*YOUR OBJECTIVE:*
Locate the string "Reema" in the listing below. Copy every line where it is found.

Entries from a dataset
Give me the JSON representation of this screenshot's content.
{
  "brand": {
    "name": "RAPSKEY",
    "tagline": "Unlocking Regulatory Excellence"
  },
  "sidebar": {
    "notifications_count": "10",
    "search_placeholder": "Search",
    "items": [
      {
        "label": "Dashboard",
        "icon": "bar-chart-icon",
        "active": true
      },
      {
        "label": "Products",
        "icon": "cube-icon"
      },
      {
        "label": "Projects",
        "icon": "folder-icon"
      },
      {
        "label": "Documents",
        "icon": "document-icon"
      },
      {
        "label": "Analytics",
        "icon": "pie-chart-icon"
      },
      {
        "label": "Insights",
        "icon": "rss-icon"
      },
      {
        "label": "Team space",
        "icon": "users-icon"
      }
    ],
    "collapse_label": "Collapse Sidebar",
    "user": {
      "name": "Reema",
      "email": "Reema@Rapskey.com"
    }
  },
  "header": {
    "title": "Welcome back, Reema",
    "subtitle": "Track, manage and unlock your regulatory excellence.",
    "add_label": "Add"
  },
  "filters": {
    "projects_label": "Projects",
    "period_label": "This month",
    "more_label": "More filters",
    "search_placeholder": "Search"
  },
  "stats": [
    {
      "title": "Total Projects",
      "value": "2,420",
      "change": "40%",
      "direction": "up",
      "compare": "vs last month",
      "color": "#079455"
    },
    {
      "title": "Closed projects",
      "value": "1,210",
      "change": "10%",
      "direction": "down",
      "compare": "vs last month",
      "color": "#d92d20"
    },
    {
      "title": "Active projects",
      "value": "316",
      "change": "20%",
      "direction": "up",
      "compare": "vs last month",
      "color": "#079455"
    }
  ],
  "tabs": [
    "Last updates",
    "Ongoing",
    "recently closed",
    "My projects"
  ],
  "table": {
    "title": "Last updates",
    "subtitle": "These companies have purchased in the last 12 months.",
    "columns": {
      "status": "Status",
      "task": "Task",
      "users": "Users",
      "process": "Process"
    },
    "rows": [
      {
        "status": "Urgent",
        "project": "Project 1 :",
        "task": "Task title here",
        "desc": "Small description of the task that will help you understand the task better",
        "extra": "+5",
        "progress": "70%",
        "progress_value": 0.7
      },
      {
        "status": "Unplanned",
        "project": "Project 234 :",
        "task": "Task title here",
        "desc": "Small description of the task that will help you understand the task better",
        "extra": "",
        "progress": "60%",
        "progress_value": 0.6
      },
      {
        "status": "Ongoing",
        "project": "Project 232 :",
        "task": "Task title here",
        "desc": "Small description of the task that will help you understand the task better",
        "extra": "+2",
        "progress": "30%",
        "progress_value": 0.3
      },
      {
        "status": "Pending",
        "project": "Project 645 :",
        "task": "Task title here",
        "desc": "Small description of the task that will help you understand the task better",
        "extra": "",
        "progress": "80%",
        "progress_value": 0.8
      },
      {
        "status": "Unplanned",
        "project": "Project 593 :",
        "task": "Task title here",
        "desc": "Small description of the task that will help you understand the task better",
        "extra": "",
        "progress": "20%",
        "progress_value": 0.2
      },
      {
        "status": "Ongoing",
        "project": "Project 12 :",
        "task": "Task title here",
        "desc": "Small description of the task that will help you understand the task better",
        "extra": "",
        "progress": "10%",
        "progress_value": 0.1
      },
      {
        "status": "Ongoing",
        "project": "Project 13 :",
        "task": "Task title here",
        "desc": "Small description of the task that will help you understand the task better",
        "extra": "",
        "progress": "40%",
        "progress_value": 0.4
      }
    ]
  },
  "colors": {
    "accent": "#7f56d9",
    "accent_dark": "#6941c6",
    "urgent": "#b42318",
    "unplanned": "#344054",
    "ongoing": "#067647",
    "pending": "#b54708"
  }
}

*SOLUTION TO THE PROBLEM:*
      "name": "Reema",
      "email": "Reema@Rapskey.com"
    "title": "Welcome back, Reema",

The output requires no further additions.